- What is being asked
In the passage on teleconferencing, which two people invented Transmission Control Protocol/Internet Protocol (TCP/IP)?

begin Text segment

Teleconferencing was a method of visual communications over long distances. Those involved in a teleconference were often in different parts of the world. Hence, this idea could be used when necessary.


Teleconferencing was the result of the invention of the Internet. In 1969, the Defense Department's Advanced Research Project Agency, known as ARPA or DARPA, was trying to create a network that could connect computers and scientists during a nuclear war. In December 1969, four computers in the United States were stationed to try out a new computer network called ARPANET. The network had problems at first. The creators typed an L and then an O, but the system crashed while trying in a G. The second time, however, was more successful, and, by 1975, more than sixty computers were on. In 1971, Ray Tomlinson became the inventor of e-mail allowing people to send messages to each other via computer. In 1977, Vint Cerf and Robert Kahn invented Transmission Control Protocol/Internet Protocol (TCP/IP). This allowed computer on ARPANET to better talk to each other. It is also where the term Internet came from. In 1990, CERN researcher Tim Berners-Lee invented hypertext and the web browser. This was the beginning of the World Wide Web and the modern Internet. When the Internet started, the purpose was to publish material for public consumption. When Web 2.0 came out, many people could do anything on the Internet. Social networking sites like Myspace, Facebook, and Skype were being launched. Teleconferencing became possible.

end Text segment
begin Extracted information

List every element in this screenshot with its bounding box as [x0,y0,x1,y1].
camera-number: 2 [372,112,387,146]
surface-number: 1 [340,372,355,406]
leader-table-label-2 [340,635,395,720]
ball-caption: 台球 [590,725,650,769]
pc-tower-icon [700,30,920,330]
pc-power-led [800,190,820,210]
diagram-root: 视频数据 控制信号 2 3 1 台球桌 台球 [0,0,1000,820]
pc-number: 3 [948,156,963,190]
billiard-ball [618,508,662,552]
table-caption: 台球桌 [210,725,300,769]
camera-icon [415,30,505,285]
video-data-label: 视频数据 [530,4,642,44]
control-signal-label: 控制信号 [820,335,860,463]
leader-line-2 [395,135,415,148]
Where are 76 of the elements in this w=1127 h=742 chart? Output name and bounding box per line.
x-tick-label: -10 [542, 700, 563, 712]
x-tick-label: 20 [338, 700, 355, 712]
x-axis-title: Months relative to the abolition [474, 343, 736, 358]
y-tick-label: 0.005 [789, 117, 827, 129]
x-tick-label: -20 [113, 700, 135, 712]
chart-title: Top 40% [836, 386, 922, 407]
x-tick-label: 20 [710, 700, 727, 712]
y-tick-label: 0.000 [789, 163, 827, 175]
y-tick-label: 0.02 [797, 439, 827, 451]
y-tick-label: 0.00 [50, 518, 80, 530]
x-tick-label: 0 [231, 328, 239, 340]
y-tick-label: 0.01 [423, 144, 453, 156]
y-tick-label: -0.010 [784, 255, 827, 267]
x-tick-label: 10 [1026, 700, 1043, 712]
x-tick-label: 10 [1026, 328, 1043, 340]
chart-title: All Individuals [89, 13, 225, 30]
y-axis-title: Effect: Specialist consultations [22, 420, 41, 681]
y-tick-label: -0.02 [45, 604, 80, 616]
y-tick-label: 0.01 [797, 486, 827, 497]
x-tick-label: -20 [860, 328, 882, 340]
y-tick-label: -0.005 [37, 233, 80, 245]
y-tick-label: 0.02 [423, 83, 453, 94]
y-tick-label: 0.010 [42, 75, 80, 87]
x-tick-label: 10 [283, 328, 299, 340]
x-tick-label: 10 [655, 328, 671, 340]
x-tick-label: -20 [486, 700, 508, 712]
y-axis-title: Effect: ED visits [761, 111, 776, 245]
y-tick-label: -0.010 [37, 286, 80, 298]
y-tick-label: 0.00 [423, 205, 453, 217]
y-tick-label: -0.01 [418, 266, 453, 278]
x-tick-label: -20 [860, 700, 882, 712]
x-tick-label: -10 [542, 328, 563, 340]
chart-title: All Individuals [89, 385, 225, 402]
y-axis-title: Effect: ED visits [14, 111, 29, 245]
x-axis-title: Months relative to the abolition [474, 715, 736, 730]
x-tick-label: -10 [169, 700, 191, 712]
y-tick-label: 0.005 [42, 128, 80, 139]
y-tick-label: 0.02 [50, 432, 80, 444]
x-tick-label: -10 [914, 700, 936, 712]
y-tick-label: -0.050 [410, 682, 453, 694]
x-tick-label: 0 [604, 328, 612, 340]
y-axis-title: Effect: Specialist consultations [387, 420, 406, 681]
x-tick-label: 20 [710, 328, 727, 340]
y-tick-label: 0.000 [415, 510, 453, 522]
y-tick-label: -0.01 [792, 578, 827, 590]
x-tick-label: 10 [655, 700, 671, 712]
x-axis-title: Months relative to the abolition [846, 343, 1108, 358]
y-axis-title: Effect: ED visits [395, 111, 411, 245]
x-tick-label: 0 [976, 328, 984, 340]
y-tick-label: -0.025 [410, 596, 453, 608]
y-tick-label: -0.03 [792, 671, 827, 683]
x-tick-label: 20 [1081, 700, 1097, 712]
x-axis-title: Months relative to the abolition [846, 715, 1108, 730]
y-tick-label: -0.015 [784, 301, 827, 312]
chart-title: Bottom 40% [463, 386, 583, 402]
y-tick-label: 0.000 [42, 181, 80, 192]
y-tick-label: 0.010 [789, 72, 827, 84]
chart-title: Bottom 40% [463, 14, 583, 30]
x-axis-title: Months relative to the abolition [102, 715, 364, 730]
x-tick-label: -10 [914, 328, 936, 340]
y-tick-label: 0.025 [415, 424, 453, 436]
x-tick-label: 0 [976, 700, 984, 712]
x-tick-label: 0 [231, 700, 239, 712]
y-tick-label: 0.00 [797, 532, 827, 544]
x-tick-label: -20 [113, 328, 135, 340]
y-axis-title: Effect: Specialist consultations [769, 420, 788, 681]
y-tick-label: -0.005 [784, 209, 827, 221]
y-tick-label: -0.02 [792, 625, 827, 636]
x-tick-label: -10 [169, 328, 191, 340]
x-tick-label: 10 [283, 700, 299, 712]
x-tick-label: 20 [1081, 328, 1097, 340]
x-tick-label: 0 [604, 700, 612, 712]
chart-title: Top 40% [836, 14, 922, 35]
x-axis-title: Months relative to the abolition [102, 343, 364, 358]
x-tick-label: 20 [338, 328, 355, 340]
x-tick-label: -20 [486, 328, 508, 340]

end Extracted information

- Answer to the exercise
Vint Cerf and Robert Kahn.